Restate the whole listing word for word. Pictures are left out.

-- begin Information given --

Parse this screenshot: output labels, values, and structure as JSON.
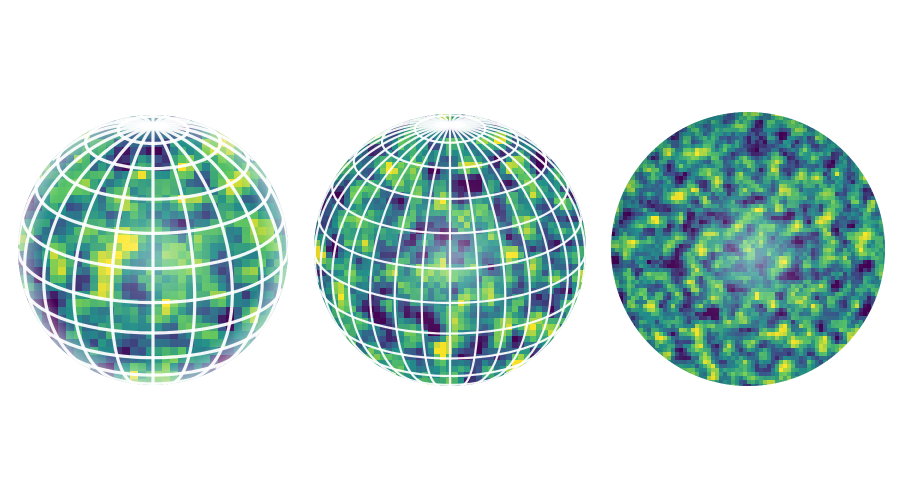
{
  "figure": {
    "background": "#ffffff",
    "colormap": [
      "#440154",
      "#3b528b",
      "#21918c",
      "#5ec962",
      "#fde725"
    ],
    "grid_color": "#ffffff",
    "panels": [
      {
        "name": "coarse-grid-sphere",
        "grid_lines": "visible",
        "grid_density": "coarse",
        "noise": "coarse"
      },
      {
        "name": "fine-grid-sphere",
        "grid_lines": "visible",
        "grid_density": "fine",
        "noise": "medium"
      },
      {
        "name": "no-grid-sphere",
        "grid_lines": "hidden",
        "grid_density": "none",
        "noise": "fine"
      }
    ]
  }
}
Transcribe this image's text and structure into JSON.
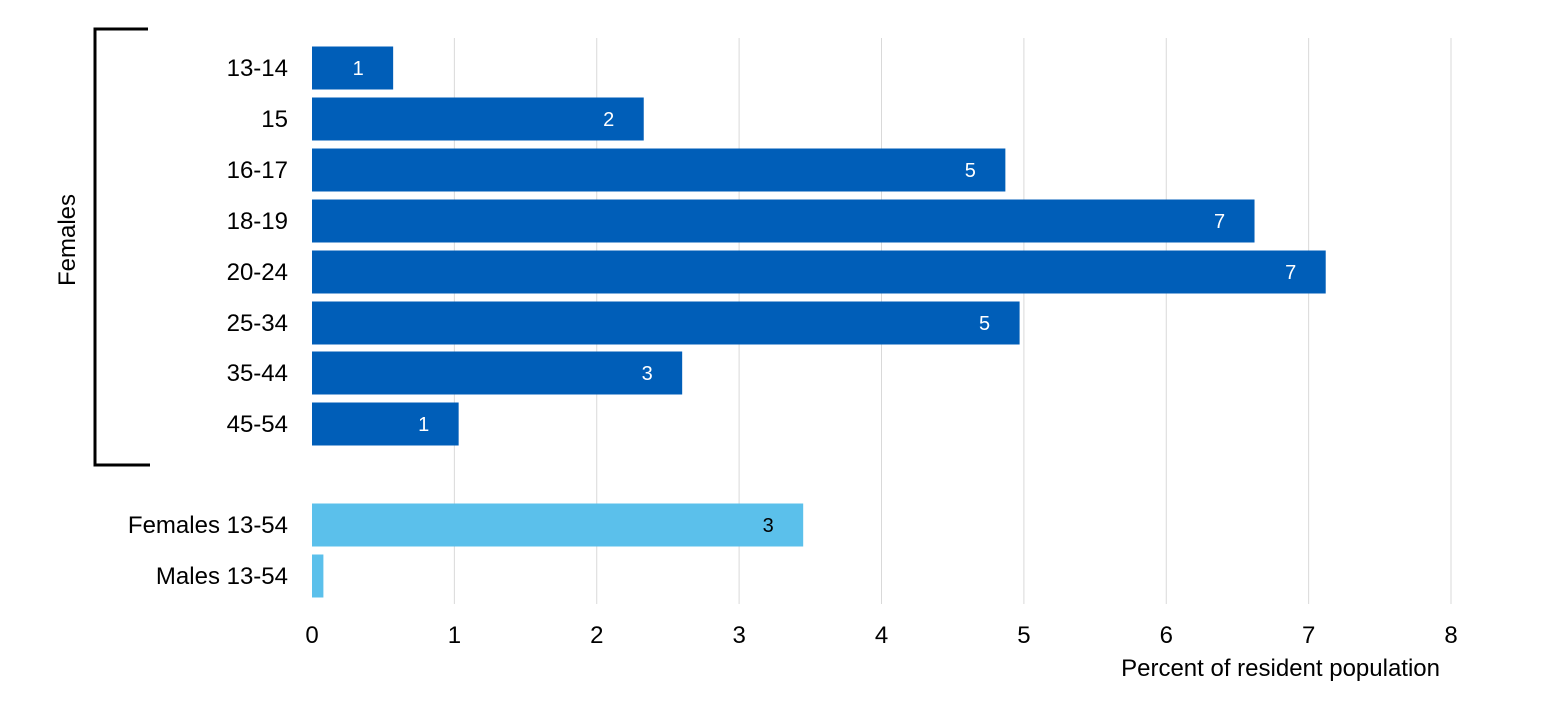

-- end Information given --

- The solution
Parse this screenshot: output labels, values, and structure as JSON.
{
  "figure": {
    "background": "#ffffff",
    "colormap": [
      "#440154",
      "#3b528b",
      "#21918c",
      "#5ec962",
      "#fde725"
    ],
    "grid_color": "#ffffff",
    "panels": [
      {
        "name": "coarse-grid-sphere",
        "grid_lines": "visible",
        "grid_density": "coarse",
        "noise": "coarse"
      },
      {
        "name": "fine-grid-sphere",
        "grid_lines": "visible",
        "grid_density": "fine",
        "noise": "medium"
      },
      {
        "name": "no-grid-sphere",
        "grid_lines": "hidden",
        "grid_density": "none",
        "noise": "fine"
      }
    ]
  }
}
Transcribe this image's text and structure into JSON.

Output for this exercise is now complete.